** Set exercise **
Your task is to repeat all of the material exactly.

── Provided entries

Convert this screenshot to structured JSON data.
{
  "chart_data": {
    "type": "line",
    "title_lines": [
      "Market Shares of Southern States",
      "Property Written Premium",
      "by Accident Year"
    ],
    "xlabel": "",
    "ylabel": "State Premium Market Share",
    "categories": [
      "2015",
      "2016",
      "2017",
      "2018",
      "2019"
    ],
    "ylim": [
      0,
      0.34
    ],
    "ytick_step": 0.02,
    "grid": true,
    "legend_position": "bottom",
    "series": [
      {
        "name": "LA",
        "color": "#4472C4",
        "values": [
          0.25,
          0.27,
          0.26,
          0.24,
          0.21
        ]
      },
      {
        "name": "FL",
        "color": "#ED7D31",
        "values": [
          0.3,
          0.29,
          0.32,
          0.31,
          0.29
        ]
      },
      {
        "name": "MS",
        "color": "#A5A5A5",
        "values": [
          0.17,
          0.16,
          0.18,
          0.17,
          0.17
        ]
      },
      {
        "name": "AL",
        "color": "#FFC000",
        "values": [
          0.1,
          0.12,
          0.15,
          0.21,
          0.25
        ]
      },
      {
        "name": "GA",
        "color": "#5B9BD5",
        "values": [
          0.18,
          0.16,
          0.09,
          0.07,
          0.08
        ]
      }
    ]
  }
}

────

** Written response **
Convert this screenshot to structured JSON data.
{
  "chart_data": {
    "type": "line",
    "title_lines": [
      "Market Shares of Southern States",
      "Property Written Premium",
      "by Accident Year"
    ],
    "xlabel": "",
    "ylabel": "State Premium Market Share",
    "categories": [
      "2015",
      "2016",
      "2017",
      "2018",
      "2019"
    ],
    "ylim": [
      0,
      0.34
    ],
    "ytick_step": 0.02,
    "grid": true,
    "legend_position": "bottom",
    "series": [
      {
        "name": "LA",
        "color": "#4472C4",
        "values": [
          0.25,
          0.27,
          0.26,
          0.24,
          0.21
        ]
      },
      {
        "name": "FL",
        "color": "#ED7D31",
        "values": [
          0.3,
          0.29,
          0.32,
          0.31,
          0.29
        ]
      },
      {
        "name": "MS",
        "color": "#A5A5A5",
        "values": [
          0.17,
          0.16,
          0.18,
          0.17,
          0.17
        ]
      },
      {
        "name": "AL",
        "color": "#FFC000",
        "values": [
          0.1,
          0.12,
          0.15,
          0.21,
          0.25
        ]
      },
      {
        "name": "GA",
        "color": "#5B9BD5",
        "values": [
          0.18,
          0.16,
          0.09,
          0.07,
          0.08
        ]
      }
    ]
  }
}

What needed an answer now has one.